WRITTEN INSTRUCTION: Give the number of lines in the records below that include "title". Reply with that number alone.

════════════════

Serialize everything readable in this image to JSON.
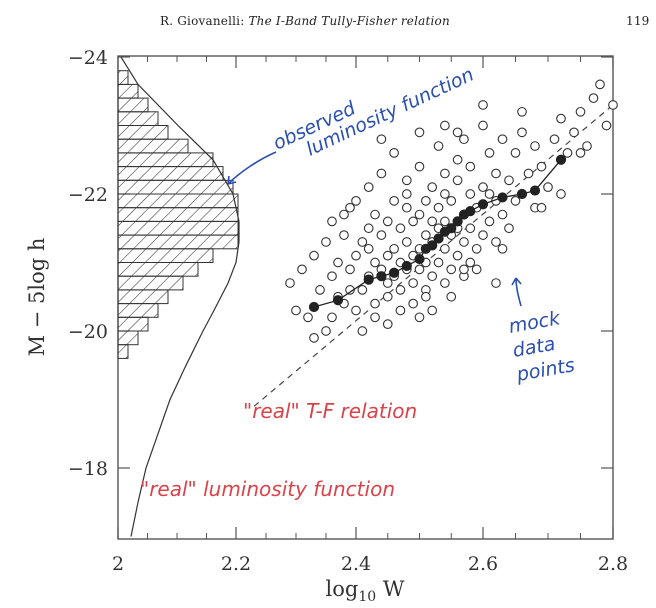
{
  "header": {
    "author": "R. Giovanelli:",
    "title": "The I-Band Tully-Fisher relation",
    "page": "119"
  },
  "annotations": {
    "observed": [
      "observed",
      "luminosity function"
    ],
    "mock": [
      "mock",
      "data",
      "points"
    ],
    "real_tf": "\"real\" T-F relation",
    "real_lf": "\"real\" luminosity function",
    "blue_color": "#2a4fb0",
    "red_color": "#d9434a"
  },
  "chart_data": {
    "type": "scatter",
    "xlabel": "log10 W",
    "ylabel": "M − 5log h",
    "xlim": [
      2.0,
      2.8
    ],
    "ylim": [
      -17.0,
      -24.0
    ],
    "xticks": [
      2.0,
      2.2,
      2.4,
      2.6,
      2.8
    ],
    "xtick_labels": [
      "2",
      "2.2",
      "2.4",
      "2.6",
      "2.8"
    ],
    "yticks": [
      -24,
      -22,
      -20,
      -18
    ],
    "ytick_labels": [
      "−24",
      "−22",
      "−20",
      "−18"
    ],
    "observed_luminosity_histogram": {
      "bin_width": 0.2,
      "bins": [
        {
          "M": -23.7,
          "count": 0.01
        },
        {
          "M": -23.5,
          "count": 0.02
        },
        {
          "M": -23.3,
          "count": 0.03
        },
        {
          "M": -23.1,
          "count": 0.04
        },
        {
          "M": -22.9,
          "count": 0.05
        },
        {
          "M": -22.7,
          "count": 0.07
        },
        {
          "M": -22.5,
          "count": 0.095
        },
        {
          "M": -22.3,
          "count": 0.105
        },
        {
          "M": -22.1,
          "count": 0.115
        },
        {
          "M": -21.9,
          "count": 0.12
        },
        {
          "M": -21.7,
          "count": 0.12
        },
        {
          "M": -21.5,
          "count": 0.12
        },
        {
          "M": -21.3,
          "count": 0.12
        },
        {
          "M": -21.1,
          "count": 0.095
        },
        {
          "M": -20.9,
          "count": 0.08
        },
        {
          "M": -20.7,
          "count": 0.065
        },
        {
          "M": -20.5,
          "count": 0.05
        },
        {
          "M": -20.3,
          "count": 0.04
        },
        {
          "M": -20.1,
          "count": 0.03
        },
        {
          "M": -19.9,
          "count": 0.02
        },
        {
          "M": -19.7,
          "count": 0.01
        }
      ]
    },
    "real_luminosity_function": {
      "M": [
        -24.0,
        -23.6,
        -23.0,
        -22.5,
        -22.0,
        -21.6,
        -21.3,
        -21.0,
        -20.7,
        -20.3,
        -20.0,
        -19.5,
        -19.0,
        -18.5,
        -18.0,
        -17.5,
        -17.0
      ],
      "value": [
        0.003,
        0.02,
        0.06,
        0.095,
        0.115,
        0.121,
        0.121,
        0.118,
        0.11,
        0.096,
        0.085,
        0.068,
        0.052,
        0.04,
        0.028,
        0.02,
        0.013
      ]
    },
    "real_tf_relation": {
      "x": [
        2.23,
        2.8
      ],
      "y": [
        -18.9,
        -23.3
      ]
    },
    "binned_means": {
      "x": [
        2.33,
        2.37,
        2.42,
        2.44,
        2.46,
        2.48,
        2.5,
        2.51,
        2.52,
        2.53,
        2.54,
        2.55,
        2.56,
        2.57,
        2.58,
        2.6,
        2.63,
        2.66,
        2.68,
        2.72
      ],
      "y": [
        -20.35,
        -20.45,
        -20.75,
        -20.8,
        -20.85,
        -20.95,
        -21.05,
        -21.2,
        -21.25,
        -21.35,
        -21.45,
        -21.5,
        -21.6,
        -21.7,
        -21.75,
        -21.85,
        -21.95,
        -22.0,
        -22.05,
        -22.5
      ]
    },
    "mock_data_points": {
      "x": [
        2.29,
        2.3,
        2.31,
        2.32,
        2.33,
        2.34,
        2.35,
        2.35,
        2.36,
        2.36,
        2.37,
        2.37,
        2.38,
        2.38,
        2.39,
        2.39,
        2.4,
        2.4,
        2.4,
        2.41,
        2.41,
        2.41,
        2.42,
        2.42,
        2.42,
        2.43,
        2.43,
        2.43,
        2.43,
        2.44,
        2.44,
        2.44,
        2.45,
        2.45,
        2.45,
        2.45,
        2.46,
        2.46,
        2.46,
        2.46,
        2.47,
        2.47,
        2.47,
        2.47,
        2.48,
        2.48,
        2.48,
        2.48,
        2.49,
        2.49,
        2.49,
        2.49,
        2.5,
        2.5,
        2.5,
        2.5,
        2.5,
        2.51,
        2.51,
        2.51,
        2.51,
        2.52,
        2.52,
        2.52,
        2.52,
        2.52,
        2.53,
        2.53,
        2.53,
        2.53,
        2.54,
        2.54,
        2.54,
        2.54,
        2.54,
        2.55,
        2.55,
        2.55,
        2.55,
        2.56,
        2.56,
        2.56,
        2.56,
        2.57,
        2.57,
        2.57,
        2.57,
        2.58,
        2.58,
        2.58,
        2.58,
        2.59,
        2.59,
        2.59,
        2.6,
        2.6,
        2.6,
        2.61,
        2.61,
        2.61,
        2.62,
        2.62,
        2.62,
        2.63,
        2.63,
        2.64,
        2.64,
        2.65,
        2.65,
        2.66,
        2.66,
        2.67,
        2.68,
        2.68,
        2.69,
        2.7,
        2.71,
        2.72,
        2.73,
        2.74,
        2.75,
        2.76,
        2.77,
        2.78,
        2.79,
        2.8,
        2.33,
        2.36,
        2.39,
        2.42,
        2.45,
        2.48,
        2.51,
        2.54,
        2.57,
        2.6,
        2.63,
        2.66,
        2.69,
        2.72,
        2.75,
        2.38,
        2.44,
        2.5,
        2.56,
        2.62
      ],
      "y": [
        -20.7,
        -20.3,
        -20.9,
        -20.2,
        -21.1,
        -20.6,
        -21.3,
        -20.0,
        -20.8,
        -21.6,
        -20.5,
        -21.0,
        -20.4,
        -21.4,
        -20.9,
        -21.8,
        -20.3,
        -21.1,
        -21.9,
        -20.6,
        -21.3,
        -20.0,
        -20.8,
        -21.5,
        -22.1,
        -20.4,
        -21.0,
        -21.7,
        -20.2,
        -20.9,
        -21.4,
        -22.3,
        -20.5,
        -21.1,
        -21.6,
        -20.1,
        -20.8,
        -21.2,
        -21.9,
        -22.6,
        -20.6,
        -21.0,
        -21.5,
        -20.3,
        -20.9,
        -21.3,
        -21.8,
        -22.2,
        -20.7,
        -21.1,
        -21.6,
        -20.4,
        -20.9,
        -21.2,
        -21.7,
        -22.4,
        -20.2,
        -21.0,
        -21.4,
        -21.9,
        -20.6,
        -20.8,
        -21.3,
        -21.6,
        -22.1,
        -20.3,
        -21.0,
        -21.5,
        -21.8,
        -22.7,
        -20.7,
        -21.2,
        -21.6,
        -22.0,
        -22.3,
        -20.9,
        -21.4,
        -21.9,
        -20.5,
        -21.1,
        -21.5,
        -22.2,
        -22.5,
        -20.8,
        -21.3,
        -21.7,
        -22.8,
        -21.0,
        -21.5,
        -22.0,
        -22.4,
        -21.2,
        -21.8,
        -20.9,
        -21.4,
        -22.1,
        -23.0,
        -21.6,
        -22.0,
        -22.6,
        -21.3,
        -21.9,
        -22.3,
        -21.7,
        -22.8,
        -21.5,
        -22.2,
        -21.9,
        -22.6,
        -22.0,
        -22.9,
        -22.3,
        -21.8,
        -22.7,
        -22.4,
        -22.1,
        -22.8,
        -23.1,
        -22.6,
        -22.9,
        -23.2,
        -22.7,
        -23.4,
        -23.6,
        -23.0,
        -23.3,
        -19.9,
        -20.2,
        -20.6,
        -21.2,
        -20.7,
        -22.0,
        -20.5,
        -23.0,
        -20.9,
        -23.3,
        -21.2,
        -23.2,
        -21.8,
        -22.0,
        -22.6,
        -21.7,
        -22.8,
        -22.9,
        -22.9,
        -20.7
      ]
    }
  }
}
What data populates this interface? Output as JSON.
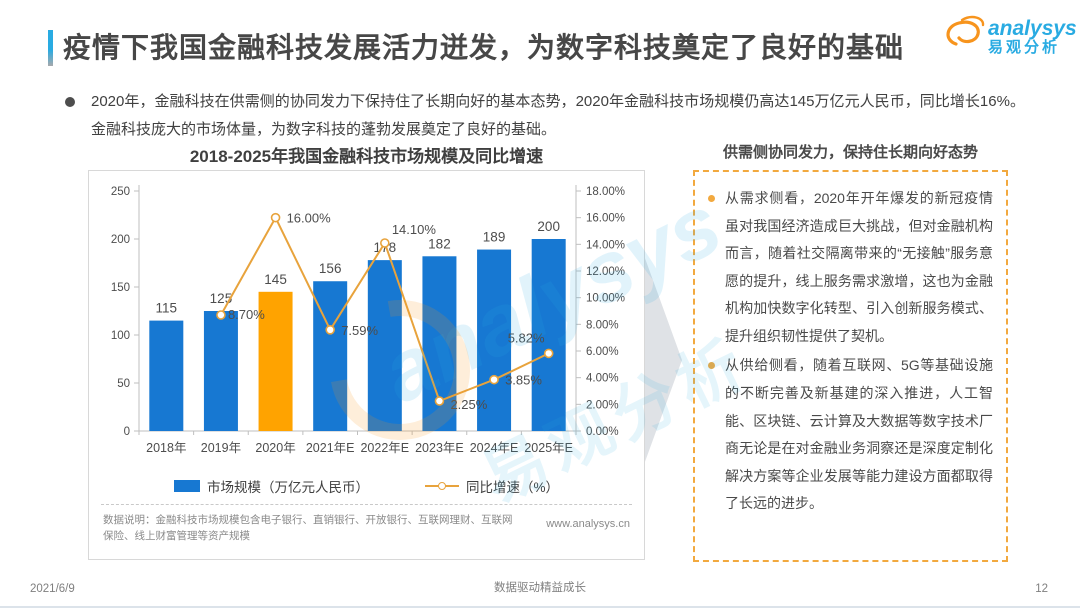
{
  "header": {
    "title": "疫情下我国金融科技发展活力迸发，为数字科技奠定了良好的基础",
    "logo": {
      "brand_en": "analysys",
      "brand_cn": "易观分析"
    }
  },
  "summary": {
    "bullet": "2020年，金融科技在供需侧的协同发力下保持住了长期向好的基本态势，2020年金融科技市场规模仍高达145万亿元人民币，同比增长16%。金融科技庞大的市场体量，为数字科技的蓬勃发展奠定了良好的基础。"
  },
  "chart_data": {
    "type": "bar+line",
    "title": "2018-2025年我国金融科技市场规模及同比增速",
    "categories": [
      "2018年",
      "2019年",
      "2020年",
      "2021年E",
      "2022年E",
      "2023年E",
      "2024年E",
      "2025年E"
    ],
    "series": [
      {
        "name": "市场规模（万亿元人民币）",
        "type": "bar",
        "axis": "left",
        "values": [
          115,
          125,
          145,
          156,
          178,
          182,
          189,
          200
        ],
        "highlight_index": 2
      },
      {
        "name": "同比增速（%）",
        "type": "line",
        "axis": "right",
        "values": [
          null,
          8.7,
          16.0,
          7.59,
          14.1,
          2.25,
          3.85,
          5.82
        ],
        "labels": [
          null,
          "8.70%",
          "16.00%",
          "7.59%",
          "14.10%",
          "2.25%",
          "3.85%",
          "5.82%"
        ]
      }
    ],
    "left_axis": {
      "min": 0,
      "max": 250,
      "step": 50,
      "ticks": [
        "0",
        "50",
        "100",
        "150",
        "200",
        "250"
      ]
    },
    "right_axis": {
      "min": 0,
      "max": 18,
      "step": 2,
      "ticks": [
        "0.00%",
        "2.00%",
        "4.00%",
        "6.00%",
        "8.00%",
        "10.00%",
        "12.00%",
        "14.00%",
        "16.00%",
        "18.00%"
      ]
    },
    "colors": {
      "bar": "#1778D2",
      "bar_highlight": "#FFA300",
      "line": "#E8A33C"
    },
    "legend_position": "bottom",
    "grid": false,
    "footnote": "数据说明：金融科技市场规模包含电子银行、直销银行、开放银行、互联网理财、互联网保险、线上财富管理等资产规模",
    "source_url": "www.analysys.cn"
  },
  "right_panel": {
    "heading": "供需侧协同发力，保持住长期向好态势",
    "bullets": [
      "从需求侧看，2020年开年爆发的新冠疫情虽对我国经济造成巨大挑战，但对金融机构而言，随着社交隔离带来的“无接触”服务意愿的提升，线上服务需求激增，这也为金融机构加快数字化转型、引入创新服务模式、提升组织韧性提供了契机。",
      "从供给侧看，随着互联网、5G等基础设施的不断完善及新基建的深入推进，人工智能、区块链、云计算及大数据等数字技术厂商无论是在对金融业务洞察还是深度定制化解决方案等企业发展等能力建设方面都取得了长远的进步。"
    ]
  },
  "watermark": {
    "text_en": "analysys",
    "text_cn": "易观分析"
  },
  "footer": {
    "date": "2021/6/9",
    "slogan": "数据驱动精益成长",
    "page": "12"
  }
}
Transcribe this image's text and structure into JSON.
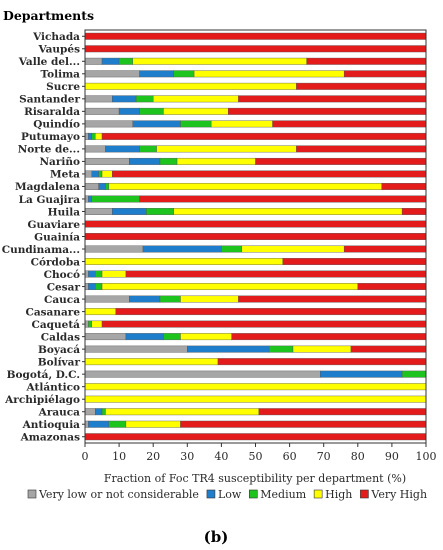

════════════════

SOLUTION TO THIS PROBLEM: 3